| PROBLEM DETAILS |
Copy each line of the material below that includes the string "text".

| Saved data entries |

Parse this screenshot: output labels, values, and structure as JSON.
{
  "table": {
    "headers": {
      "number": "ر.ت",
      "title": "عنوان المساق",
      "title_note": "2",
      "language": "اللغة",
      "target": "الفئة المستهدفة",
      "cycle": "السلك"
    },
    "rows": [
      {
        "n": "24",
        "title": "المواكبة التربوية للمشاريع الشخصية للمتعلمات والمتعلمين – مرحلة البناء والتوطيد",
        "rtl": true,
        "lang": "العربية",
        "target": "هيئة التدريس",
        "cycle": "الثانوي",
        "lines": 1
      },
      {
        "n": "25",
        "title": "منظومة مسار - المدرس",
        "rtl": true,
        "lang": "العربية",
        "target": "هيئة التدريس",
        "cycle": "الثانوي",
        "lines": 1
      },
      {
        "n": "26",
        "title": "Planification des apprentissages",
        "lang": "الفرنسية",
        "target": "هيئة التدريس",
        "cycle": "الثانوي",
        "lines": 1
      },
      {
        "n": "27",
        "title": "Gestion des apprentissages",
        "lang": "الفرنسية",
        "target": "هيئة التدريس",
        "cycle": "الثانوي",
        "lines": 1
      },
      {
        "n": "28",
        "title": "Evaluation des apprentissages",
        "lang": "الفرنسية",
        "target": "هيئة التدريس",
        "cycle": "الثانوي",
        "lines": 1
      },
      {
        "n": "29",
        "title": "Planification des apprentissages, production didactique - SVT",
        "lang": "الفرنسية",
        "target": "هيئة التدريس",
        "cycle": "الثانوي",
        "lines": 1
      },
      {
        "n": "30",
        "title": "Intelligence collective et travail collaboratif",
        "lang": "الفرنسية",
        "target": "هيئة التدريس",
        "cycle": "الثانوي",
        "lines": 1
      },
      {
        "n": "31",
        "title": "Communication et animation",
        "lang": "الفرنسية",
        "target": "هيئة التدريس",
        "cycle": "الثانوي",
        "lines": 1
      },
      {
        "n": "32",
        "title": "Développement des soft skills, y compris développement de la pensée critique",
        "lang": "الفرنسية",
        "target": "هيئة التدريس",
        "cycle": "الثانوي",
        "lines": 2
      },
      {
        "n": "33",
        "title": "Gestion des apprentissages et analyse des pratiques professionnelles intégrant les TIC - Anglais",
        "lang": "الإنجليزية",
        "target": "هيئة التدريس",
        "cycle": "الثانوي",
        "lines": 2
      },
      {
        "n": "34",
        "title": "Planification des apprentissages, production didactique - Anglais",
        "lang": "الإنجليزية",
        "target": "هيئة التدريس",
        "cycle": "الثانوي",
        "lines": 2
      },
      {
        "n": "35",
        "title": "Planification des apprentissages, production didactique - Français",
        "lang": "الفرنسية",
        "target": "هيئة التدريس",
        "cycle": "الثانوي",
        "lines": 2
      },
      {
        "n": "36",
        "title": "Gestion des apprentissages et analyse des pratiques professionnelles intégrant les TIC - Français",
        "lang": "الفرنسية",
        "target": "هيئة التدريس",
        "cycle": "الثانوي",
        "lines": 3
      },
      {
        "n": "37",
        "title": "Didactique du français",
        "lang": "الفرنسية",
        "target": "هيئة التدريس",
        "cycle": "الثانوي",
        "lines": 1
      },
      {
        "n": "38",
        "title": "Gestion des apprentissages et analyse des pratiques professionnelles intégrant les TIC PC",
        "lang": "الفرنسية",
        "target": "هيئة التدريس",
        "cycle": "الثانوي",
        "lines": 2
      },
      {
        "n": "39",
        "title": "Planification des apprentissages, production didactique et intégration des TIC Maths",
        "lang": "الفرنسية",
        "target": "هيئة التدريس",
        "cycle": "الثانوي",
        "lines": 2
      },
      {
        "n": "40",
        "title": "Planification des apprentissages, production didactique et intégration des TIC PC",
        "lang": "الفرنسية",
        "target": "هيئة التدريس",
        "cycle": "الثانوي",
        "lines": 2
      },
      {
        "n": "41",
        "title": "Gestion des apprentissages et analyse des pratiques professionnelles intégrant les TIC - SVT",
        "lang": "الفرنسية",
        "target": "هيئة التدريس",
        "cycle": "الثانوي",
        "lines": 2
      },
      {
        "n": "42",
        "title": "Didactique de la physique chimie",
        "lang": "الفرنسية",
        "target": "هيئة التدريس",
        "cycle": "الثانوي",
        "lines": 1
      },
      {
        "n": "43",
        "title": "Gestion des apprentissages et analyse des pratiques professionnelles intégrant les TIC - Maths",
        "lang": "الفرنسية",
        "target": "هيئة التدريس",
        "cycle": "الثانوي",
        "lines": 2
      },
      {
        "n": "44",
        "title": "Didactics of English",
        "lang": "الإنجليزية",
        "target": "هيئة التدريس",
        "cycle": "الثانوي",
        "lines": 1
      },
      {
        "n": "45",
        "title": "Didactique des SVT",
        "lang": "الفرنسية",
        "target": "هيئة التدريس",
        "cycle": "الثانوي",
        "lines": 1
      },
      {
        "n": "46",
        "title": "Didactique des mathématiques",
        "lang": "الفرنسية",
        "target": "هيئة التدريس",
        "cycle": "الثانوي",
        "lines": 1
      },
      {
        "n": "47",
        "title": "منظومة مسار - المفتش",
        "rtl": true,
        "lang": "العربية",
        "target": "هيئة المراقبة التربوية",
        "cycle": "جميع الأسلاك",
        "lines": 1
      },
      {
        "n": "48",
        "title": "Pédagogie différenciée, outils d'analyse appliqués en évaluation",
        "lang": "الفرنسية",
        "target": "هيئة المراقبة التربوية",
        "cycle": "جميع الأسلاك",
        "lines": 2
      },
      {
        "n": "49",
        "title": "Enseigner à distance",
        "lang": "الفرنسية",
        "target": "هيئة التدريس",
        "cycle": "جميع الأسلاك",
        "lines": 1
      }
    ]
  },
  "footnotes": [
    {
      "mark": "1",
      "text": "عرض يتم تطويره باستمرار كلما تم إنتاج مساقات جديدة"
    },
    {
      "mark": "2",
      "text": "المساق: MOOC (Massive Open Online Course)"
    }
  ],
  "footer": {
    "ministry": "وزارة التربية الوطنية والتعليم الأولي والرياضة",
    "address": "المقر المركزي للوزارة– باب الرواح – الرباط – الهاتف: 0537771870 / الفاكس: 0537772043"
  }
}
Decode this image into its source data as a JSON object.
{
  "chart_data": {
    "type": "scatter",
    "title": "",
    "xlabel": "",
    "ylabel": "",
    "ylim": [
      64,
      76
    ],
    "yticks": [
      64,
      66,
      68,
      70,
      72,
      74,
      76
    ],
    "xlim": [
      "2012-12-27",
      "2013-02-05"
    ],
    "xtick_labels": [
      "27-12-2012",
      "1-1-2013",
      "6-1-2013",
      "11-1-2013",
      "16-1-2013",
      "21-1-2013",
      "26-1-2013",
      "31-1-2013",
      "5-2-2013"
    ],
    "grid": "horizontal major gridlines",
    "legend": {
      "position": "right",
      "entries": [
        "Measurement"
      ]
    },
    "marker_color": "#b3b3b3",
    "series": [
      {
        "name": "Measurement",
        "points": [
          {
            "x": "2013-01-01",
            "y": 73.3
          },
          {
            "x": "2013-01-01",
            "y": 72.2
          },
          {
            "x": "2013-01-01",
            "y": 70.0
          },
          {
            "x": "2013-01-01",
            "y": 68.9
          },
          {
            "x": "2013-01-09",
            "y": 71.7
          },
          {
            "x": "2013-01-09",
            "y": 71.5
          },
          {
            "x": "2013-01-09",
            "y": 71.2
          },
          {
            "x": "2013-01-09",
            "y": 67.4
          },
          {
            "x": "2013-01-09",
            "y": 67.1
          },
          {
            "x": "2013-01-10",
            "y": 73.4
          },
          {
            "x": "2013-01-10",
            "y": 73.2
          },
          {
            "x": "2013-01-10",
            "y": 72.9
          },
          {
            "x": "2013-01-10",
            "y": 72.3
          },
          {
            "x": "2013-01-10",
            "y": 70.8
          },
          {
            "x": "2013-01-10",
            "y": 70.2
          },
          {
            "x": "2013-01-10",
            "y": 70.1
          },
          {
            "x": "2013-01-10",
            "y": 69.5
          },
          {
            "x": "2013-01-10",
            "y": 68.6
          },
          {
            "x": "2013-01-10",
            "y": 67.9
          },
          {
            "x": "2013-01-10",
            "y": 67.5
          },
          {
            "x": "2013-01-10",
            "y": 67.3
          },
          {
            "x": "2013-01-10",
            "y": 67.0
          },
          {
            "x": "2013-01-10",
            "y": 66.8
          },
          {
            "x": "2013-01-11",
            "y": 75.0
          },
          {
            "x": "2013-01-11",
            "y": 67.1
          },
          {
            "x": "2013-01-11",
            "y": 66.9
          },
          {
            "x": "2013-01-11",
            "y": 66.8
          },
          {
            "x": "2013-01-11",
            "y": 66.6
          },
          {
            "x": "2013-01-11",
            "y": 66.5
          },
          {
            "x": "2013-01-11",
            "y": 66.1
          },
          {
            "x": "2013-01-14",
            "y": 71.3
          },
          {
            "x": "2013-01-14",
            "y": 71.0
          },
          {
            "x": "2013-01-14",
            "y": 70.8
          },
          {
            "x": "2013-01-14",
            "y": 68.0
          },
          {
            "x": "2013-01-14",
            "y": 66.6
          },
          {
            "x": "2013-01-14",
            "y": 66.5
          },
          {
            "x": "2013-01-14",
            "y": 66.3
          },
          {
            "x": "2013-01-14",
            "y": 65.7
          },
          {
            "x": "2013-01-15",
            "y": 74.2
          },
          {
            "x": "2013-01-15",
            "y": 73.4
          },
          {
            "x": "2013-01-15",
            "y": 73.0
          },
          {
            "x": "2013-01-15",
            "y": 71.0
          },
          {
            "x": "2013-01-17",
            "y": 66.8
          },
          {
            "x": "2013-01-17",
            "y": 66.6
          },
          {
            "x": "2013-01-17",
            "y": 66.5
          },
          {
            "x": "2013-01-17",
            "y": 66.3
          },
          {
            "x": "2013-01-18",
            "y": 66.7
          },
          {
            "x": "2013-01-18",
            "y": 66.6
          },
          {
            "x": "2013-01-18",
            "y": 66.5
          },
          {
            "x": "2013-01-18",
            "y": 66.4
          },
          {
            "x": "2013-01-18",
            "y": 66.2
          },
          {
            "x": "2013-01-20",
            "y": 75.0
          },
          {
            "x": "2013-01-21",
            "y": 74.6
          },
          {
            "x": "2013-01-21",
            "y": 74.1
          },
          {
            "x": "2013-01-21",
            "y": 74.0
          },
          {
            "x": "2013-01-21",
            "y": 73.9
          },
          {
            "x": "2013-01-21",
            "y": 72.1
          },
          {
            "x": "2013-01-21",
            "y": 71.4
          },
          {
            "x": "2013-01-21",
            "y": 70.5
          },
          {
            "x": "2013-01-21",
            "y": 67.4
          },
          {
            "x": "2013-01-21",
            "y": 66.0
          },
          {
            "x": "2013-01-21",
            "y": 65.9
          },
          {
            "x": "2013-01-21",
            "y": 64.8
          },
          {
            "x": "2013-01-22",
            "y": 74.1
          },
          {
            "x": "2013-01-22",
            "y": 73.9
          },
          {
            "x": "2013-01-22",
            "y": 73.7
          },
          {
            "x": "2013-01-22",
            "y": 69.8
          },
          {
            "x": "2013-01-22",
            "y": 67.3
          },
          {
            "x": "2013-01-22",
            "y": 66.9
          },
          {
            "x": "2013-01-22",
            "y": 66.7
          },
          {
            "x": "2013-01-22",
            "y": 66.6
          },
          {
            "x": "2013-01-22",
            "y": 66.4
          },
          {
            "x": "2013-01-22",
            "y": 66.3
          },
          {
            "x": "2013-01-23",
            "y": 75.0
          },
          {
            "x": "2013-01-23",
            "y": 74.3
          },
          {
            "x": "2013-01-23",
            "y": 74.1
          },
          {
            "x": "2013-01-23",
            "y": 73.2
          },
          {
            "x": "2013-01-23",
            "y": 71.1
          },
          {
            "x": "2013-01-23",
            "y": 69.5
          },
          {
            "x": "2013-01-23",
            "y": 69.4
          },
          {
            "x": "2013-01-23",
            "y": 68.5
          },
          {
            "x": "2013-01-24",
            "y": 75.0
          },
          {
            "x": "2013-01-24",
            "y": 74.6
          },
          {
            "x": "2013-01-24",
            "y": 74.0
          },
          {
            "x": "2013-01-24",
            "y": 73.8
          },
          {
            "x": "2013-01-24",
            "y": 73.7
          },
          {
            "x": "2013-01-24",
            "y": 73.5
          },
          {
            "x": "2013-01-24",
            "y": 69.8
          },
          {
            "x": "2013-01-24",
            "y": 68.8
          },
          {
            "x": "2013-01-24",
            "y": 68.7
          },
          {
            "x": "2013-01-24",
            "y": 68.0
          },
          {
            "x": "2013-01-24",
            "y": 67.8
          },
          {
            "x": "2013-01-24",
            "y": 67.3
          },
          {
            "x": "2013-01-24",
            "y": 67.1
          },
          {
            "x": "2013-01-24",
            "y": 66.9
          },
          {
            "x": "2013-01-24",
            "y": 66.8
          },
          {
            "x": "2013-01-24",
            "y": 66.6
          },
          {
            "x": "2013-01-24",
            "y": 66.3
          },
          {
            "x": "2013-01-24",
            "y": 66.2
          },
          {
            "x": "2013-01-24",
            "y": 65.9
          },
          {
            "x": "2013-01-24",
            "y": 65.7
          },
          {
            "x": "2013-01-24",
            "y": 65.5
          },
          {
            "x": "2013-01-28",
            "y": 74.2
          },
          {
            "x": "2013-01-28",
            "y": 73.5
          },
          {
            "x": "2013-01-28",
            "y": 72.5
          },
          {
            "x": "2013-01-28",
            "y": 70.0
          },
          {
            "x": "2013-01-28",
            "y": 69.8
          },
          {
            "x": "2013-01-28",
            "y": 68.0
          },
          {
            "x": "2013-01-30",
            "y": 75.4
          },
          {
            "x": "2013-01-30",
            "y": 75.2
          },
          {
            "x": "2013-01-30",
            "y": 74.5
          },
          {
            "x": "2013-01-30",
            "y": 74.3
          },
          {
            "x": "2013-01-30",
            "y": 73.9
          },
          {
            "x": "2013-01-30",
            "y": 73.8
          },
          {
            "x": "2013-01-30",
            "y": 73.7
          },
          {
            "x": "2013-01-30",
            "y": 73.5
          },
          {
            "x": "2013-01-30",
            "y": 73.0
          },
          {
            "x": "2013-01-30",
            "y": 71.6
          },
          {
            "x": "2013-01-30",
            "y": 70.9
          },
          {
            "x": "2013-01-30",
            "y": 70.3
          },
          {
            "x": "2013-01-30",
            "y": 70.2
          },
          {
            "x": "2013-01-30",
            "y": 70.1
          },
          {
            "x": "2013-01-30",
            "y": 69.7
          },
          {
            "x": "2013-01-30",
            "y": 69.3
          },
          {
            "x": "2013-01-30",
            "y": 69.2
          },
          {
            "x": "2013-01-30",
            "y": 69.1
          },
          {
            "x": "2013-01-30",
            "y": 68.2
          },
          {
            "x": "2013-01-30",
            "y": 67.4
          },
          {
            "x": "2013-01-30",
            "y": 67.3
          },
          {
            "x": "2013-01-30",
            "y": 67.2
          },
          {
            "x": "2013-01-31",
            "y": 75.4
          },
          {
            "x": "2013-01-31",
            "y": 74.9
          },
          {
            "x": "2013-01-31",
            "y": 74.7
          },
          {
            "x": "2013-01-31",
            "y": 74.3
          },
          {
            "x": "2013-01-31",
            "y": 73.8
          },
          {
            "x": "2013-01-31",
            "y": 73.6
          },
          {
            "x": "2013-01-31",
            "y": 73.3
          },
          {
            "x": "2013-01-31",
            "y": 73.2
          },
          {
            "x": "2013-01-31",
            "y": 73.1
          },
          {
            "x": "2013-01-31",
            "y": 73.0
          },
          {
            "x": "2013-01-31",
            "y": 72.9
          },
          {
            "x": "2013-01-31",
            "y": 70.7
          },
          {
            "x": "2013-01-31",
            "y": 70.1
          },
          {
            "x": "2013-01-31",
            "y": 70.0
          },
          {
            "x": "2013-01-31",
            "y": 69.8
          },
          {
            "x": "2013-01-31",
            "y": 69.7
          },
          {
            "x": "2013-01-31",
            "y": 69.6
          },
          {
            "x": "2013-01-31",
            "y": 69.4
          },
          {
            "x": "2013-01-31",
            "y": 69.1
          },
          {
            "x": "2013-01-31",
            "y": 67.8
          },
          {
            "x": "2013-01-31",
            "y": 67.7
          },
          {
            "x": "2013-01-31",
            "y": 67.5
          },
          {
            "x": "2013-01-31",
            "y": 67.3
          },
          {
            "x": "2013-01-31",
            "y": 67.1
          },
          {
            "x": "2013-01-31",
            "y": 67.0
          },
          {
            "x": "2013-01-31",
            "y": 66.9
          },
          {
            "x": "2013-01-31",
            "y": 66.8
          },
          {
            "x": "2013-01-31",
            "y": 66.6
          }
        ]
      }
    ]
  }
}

| PROBLEM SOLUTION |
      "text": "عرض يتم تطويره باستمرار كلما تم إنتاج مساقات جديدة"
      "text": "المساق: MOOC (Massive Open Online Course)"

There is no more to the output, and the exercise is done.